▶ **REQUIREMENT**:
Reproduce every line in the listing that contains the word "experts".
+--
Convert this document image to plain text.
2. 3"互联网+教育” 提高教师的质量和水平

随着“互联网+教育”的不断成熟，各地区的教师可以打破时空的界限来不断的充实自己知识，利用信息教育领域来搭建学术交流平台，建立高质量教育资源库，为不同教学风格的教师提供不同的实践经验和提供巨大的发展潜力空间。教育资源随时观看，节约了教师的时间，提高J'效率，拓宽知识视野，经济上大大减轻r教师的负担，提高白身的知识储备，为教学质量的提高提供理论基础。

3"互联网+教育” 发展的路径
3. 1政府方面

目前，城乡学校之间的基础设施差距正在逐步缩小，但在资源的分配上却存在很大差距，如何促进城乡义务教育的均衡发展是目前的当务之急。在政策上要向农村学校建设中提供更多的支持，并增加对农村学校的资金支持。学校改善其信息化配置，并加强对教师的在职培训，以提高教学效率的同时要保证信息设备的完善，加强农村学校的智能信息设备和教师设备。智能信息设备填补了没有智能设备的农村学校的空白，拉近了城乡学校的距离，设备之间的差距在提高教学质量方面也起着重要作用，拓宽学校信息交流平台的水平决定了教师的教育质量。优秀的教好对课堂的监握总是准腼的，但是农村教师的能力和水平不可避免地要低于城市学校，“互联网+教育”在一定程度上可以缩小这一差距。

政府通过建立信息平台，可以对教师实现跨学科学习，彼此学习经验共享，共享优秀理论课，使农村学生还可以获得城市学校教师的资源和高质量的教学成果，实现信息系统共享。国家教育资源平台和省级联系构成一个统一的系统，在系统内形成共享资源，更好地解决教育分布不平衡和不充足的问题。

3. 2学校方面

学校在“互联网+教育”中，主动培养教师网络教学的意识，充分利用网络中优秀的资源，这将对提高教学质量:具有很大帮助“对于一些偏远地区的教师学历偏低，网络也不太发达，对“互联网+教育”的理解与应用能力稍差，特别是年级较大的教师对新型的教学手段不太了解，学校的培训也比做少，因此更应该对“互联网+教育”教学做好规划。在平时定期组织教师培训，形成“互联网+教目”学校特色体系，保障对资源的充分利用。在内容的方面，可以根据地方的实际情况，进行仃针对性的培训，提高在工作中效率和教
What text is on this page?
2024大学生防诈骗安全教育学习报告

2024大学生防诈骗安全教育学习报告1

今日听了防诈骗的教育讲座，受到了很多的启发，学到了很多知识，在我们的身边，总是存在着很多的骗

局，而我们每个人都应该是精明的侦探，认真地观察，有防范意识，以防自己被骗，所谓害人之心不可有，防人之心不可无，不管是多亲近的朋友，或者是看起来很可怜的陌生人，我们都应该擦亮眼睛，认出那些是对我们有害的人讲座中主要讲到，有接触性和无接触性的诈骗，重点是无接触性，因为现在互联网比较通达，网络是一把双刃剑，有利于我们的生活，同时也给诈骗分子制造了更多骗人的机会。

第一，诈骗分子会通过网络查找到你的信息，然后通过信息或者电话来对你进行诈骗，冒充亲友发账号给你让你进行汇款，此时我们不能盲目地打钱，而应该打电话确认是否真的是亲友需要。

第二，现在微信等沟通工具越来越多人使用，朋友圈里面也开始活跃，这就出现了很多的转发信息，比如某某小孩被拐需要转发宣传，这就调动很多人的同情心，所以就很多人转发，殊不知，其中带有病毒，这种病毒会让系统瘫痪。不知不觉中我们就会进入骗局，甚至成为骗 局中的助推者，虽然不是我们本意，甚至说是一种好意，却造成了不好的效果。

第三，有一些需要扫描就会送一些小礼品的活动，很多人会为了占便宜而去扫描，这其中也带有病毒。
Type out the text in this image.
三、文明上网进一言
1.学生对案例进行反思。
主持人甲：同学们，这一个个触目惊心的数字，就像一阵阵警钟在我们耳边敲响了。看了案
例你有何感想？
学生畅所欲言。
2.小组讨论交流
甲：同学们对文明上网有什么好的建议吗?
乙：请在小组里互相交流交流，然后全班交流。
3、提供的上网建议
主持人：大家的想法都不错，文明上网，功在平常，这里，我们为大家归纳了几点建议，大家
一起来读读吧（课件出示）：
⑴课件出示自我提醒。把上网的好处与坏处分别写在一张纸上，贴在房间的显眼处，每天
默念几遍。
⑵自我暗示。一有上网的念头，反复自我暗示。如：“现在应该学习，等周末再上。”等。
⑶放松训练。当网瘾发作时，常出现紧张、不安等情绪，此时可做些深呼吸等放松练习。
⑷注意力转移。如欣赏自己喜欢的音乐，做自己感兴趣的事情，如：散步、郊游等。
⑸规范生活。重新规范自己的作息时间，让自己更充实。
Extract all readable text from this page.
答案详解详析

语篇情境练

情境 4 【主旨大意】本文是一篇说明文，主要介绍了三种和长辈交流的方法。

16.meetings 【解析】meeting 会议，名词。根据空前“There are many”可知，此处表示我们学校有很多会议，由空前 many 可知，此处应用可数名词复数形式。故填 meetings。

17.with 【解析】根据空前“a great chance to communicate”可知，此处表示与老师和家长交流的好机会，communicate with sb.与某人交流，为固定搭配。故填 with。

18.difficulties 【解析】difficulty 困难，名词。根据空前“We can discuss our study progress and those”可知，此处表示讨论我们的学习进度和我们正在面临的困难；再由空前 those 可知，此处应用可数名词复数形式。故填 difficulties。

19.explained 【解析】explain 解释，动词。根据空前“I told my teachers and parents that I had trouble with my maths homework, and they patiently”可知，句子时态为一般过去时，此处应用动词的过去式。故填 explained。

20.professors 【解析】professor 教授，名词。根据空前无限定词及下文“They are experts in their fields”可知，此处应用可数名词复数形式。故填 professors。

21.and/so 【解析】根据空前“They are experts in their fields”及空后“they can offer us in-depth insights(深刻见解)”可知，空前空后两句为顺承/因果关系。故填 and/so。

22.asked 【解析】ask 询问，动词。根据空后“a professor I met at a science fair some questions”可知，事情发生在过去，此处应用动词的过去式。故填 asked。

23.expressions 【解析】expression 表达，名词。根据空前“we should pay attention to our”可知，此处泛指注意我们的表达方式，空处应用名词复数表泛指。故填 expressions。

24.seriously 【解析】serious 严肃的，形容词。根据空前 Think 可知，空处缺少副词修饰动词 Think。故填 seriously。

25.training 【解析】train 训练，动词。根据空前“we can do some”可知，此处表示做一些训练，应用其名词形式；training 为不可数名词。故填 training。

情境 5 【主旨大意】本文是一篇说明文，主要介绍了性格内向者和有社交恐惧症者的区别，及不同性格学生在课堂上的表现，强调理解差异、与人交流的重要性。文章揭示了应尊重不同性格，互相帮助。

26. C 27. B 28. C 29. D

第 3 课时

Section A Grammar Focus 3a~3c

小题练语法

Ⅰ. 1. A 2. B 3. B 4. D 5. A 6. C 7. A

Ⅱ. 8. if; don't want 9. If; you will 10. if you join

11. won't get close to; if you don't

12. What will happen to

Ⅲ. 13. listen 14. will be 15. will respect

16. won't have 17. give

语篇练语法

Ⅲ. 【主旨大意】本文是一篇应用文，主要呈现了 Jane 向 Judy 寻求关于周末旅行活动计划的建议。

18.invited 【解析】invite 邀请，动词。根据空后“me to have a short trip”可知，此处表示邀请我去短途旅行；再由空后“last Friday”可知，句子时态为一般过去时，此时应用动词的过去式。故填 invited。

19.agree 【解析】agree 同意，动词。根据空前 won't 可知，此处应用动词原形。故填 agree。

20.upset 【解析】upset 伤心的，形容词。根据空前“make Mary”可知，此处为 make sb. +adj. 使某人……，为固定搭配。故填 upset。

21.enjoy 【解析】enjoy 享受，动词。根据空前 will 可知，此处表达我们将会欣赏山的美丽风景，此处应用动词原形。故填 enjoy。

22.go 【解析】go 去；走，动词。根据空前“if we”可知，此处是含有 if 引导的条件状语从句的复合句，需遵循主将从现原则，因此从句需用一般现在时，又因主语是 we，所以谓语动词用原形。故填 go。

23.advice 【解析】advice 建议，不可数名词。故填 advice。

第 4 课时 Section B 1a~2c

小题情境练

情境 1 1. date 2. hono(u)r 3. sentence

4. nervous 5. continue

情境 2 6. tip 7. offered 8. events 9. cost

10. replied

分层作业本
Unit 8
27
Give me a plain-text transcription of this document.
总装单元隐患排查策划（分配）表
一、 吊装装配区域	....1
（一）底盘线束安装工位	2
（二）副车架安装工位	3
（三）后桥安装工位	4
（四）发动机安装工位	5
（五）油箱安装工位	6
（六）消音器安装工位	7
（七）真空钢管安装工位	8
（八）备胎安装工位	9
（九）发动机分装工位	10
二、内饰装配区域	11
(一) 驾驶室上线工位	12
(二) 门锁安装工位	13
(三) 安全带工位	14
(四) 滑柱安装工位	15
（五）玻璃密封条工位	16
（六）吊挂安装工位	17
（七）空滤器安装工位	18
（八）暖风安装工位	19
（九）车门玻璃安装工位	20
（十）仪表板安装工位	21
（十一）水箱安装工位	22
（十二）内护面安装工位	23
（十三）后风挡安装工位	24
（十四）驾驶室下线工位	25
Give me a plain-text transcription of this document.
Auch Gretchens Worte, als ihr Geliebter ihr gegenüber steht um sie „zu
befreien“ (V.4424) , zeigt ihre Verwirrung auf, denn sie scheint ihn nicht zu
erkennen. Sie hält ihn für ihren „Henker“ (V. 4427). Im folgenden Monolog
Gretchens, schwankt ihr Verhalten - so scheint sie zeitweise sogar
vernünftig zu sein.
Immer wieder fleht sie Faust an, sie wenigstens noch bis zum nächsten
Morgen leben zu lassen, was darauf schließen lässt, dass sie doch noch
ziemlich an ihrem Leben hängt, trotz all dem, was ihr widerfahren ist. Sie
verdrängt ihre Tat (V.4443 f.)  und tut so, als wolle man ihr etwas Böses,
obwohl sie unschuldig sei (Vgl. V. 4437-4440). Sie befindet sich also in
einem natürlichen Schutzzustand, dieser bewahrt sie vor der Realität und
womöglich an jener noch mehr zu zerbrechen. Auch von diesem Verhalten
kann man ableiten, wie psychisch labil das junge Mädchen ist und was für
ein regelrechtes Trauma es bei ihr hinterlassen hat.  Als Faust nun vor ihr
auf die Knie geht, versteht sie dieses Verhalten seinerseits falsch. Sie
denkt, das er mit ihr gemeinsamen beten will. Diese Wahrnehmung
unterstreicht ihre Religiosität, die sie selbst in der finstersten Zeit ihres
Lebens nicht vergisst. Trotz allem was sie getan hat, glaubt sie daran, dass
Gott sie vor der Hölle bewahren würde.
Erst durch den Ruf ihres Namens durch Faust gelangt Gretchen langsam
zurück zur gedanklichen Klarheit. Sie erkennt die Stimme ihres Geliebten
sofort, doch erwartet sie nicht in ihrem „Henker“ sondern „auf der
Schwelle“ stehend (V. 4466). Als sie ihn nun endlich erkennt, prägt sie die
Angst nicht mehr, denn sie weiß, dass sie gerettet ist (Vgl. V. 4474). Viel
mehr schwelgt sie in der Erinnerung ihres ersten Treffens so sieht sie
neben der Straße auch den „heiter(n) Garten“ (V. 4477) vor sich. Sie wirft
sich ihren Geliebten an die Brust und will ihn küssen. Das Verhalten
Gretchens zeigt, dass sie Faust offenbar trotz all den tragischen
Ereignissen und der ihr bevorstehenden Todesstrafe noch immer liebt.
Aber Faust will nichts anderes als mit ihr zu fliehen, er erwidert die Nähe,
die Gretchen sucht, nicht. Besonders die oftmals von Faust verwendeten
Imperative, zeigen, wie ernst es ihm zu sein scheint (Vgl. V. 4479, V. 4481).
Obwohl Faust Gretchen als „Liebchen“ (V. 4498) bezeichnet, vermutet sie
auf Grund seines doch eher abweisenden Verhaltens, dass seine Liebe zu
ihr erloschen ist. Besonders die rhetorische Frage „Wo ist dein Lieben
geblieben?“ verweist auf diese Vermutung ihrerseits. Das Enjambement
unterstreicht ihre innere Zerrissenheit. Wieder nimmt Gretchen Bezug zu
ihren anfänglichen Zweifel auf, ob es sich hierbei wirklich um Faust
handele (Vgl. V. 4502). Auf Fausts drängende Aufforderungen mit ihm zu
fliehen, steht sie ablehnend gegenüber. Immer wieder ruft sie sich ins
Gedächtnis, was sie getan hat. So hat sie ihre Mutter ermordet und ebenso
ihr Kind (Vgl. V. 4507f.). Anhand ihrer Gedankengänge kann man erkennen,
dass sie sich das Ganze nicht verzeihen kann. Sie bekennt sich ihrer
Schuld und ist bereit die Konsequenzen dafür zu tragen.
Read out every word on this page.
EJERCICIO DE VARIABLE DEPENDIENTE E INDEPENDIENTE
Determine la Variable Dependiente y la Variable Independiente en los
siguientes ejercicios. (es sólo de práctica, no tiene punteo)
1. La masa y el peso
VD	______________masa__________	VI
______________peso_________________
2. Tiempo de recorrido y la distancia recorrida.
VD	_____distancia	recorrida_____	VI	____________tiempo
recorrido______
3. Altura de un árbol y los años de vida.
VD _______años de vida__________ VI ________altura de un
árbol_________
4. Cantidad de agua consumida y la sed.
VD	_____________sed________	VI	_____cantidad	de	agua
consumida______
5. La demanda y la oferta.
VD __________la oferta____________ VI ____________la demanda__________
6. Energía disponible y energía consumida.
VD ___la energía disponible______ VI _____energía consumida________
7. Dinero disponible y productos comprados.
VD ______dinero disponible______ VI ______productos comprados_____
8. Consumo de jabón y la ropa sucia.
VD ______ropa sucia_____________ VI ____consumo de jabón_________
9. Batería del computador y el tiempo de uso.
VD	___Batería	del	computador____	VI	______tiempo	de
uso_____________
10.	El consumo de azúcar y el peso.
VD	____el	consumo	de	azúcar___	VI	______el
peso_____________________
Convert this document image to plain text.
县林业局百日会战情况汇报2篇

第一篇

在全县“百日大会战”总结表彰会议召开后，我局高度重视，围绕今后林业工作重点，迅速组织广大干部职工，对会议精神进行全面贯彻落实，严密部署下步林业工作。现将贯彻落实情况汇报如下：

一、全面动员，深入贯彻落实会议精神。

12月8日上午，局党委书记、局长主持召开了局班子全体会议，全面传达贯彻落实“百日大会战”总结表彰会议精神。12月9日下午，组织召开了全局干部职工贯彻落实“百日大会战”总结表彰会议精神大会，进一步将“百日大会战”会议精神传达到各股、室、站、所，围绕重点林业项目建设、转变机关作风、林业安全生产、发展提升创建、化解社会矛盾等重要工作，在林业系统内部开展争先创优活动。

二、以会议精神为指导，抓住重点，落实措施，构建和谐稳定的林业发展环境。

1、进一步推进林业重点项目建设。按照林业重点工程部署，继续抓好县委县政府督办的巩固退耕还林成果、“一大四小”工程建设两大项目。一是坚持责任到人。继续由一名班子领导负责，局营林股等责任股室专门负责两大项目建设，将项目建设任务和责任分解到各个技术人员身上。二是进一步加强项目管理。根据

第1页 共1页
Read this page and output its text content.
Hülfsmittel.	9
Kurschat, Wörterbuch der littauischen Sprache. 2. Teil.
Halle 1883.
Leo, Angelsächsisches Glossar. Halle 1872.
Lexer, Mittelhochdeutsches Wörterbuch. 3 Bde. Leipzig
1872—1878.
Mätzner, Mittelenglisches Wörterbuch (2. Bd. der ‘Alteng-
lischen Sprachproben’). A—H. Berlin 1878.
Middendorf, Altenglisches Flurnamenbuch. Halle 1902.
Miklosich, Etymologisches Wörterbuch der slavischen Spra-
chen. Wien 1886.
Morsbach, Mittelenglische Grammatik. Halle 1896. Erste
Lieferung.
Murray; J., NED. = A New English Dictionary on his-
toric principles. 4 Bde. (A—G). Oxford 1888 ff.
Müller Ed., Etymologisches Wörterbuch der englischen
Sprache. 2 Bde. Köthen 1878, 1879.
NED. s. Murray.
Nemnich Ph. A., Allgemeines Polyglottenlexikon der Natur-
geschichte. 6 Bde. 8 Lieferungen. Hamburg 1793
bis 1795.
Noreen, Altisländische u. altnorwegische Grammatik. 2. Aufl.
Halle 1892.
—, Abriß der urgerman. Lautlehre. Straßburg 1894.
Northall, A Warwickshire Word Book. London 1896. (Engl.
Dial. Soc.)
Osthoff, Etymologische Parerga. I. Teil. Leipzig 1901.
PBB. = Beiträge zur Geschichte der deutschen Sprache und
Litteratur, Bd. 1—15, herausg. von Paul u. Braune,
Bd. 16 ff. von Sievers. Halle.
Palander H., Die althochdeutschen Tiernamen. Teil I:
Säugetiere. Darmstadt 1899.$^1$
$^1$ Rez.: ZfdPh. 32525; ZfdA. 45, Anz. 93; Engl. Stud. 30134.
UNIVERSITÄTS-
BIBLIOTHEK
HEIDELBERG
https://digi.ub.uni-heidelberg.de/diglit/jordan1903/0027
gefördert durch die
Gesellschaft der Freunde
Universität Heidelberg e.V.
+--
▶ **SOLUTION**:
20.professors 【解析】professor 教授，名词。根据空前无限定词及下文“They are experts in their fields”可知，此处应用可数名词复数形式。故填 professors。
21.and/so 【解析】根据空前“They are experts in their fields”及空后“they can offer us in-depth insights(深刻见解)”可知，空前空后两句为顺承/因果关系。故填 and/so。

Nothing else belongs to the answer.